• **PROBLEM TO SOLVE**: Return every record exactly as written.

• **ENTRIES SUPPLIED**:
>> Start

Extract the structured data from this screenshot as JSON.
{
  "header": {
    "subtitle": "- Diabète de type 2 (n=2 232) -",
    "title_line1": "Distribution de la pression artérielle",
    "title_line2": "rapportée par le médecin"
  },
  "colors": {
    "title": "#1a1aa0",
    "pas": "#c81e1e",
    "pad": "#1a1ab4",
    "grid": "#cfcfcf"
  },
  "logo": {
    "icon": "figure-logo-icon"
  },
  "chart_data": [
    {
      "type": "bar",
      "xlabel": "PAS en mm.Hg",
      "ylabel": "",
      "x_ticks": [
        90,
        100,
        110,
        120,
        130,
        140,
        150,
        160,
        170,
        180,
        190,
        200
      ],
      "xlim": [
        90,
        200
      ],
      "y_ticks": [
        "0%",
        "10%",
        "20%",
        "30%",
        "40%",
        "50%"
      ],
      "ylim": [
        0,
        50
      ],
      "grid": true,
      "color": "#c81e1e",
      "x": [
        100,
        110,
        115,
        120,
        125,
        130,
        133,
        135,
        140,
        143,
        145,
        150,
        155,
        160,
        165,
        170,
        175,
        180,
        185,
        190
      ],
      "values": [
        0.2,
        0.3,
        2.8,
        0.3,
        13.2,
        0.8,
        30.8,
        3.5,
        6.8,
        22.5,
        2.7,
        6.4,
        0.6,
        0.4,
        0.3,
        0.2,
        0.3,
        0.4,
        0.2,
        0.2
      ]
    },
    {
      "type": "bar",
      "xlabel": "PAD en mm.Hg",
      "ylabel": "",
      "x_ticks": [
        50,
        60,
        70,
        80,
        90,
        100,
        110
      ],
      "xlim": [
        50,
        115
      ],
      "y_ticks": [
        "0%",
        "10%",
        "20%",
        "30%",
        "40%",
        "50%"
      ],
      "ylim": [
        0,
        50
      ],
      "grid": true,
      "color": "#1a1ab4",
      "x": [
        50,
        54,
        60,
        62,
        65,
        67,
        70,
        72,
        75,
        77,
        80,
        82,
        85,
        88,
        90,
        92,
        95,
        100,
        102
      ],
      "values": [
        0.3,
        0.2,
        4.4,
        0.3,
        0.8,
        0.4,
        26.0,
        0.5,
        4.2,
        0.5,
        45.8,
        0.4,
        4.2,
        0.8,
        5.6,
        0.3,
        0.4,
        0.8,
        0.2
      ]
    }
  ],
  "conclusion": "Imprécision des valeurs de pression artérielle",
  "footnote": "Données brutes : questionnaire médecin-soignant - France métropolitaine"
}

>> End

• **EXPECTED OUTPUT**:
Extract the structured data from this screenshot as JSON.
{
  "header": {
    "subtitle": "- Diabète de type 2 (n=2 232) -",
    "title_line1": "Distribution de la pression artérielle",
    "title_line2": "rapportée par le médecin"
  },
  "colors": {
    "title": "#1a1aa0",
    "pas": "#c81e1e",
    "pad": "#1a1ab4",
    "grid": "#cfcfcf"
  },
  "logo": {
    "icon": "figure-logo-icon"
  },
  "chart_data": [
    {
      "type": "bar",
      "xlabel": "PAS en mm.Hg",
      "ylabel": "",
      "x_ticks": [
        90,
        100,
        110,
        120,
        130,
        140,
        150,
        160,
        170,
        180,
        190,
        200
      ],
      "xlim": [
        90,
        200
      ],
      "y_ticks": [
        "0%",
        "10%",
        "20%",
        "30%",
        "40%",
        "50%"
      ],
      "ylim": [
        0,
        50
      ],
      "grid": true,
      "color": "#c81e1e",
      "x": [
        100,
        110,
        115,
        120,
        125,
        130,
        133,
        135,
        140,
        143,
        145,
        150,
        155,
        160,
        165,
        170,
        175,
        180,
        185,
        190
      ],
      "values": [
        0.2,
        0.3,
        2.8,
        0.3,
        13.2,
        0.8,
        30.8,
        3.5,
        6.8,
        22.5,
        2.7,
        6.4,
        0.6,
        0.4,
        0.3,
        0.2,
        0.3,
        0.4,
        0.2,
        0.2
      ]
    },
    {
      "type": "bar",
      "xlabel": "PAD en mm.Hg",
      "ylabel": "",
      "x_ticks": [
        50,
        60,
        70,
        80,
        90,
        100,
        110
      ],
      "xlim": [
        50,
        115
      ],
      "y_ticks": [
        "0%",
        "10%",
        "20%",
        "30%",
        "40%",
        "50%"
      ],
      "ylim": [
        0,
        50
      ],
      "grid": true,
      "color": "#1a1ab4",
      "x": [
        50,
        54,
        60,
        62,
        65,
        67,
        70,
        72,
        75,
        77,
        80,
        82,
        85,
        88,
        90,
        92,
        95,
        100,
        102
      ],
      "values": [
        0.3,
        0.2,
        4.4,
        0.3,
        0.8,
        0.4,
        26.0,
        0.5,
        4.2,
        0.5,
        45.8,
        0.4,
        4.2,
        0.8,
        5.6,
        0.3,
        0.4,
        0.8,
        0.2
      ]
    }
  ],
  "conclusion": "Imprécision des valeurs de pression artérielle",
  "footnote": "Données brutes : questionnaire médecin-soignant - France métropolitaine"
}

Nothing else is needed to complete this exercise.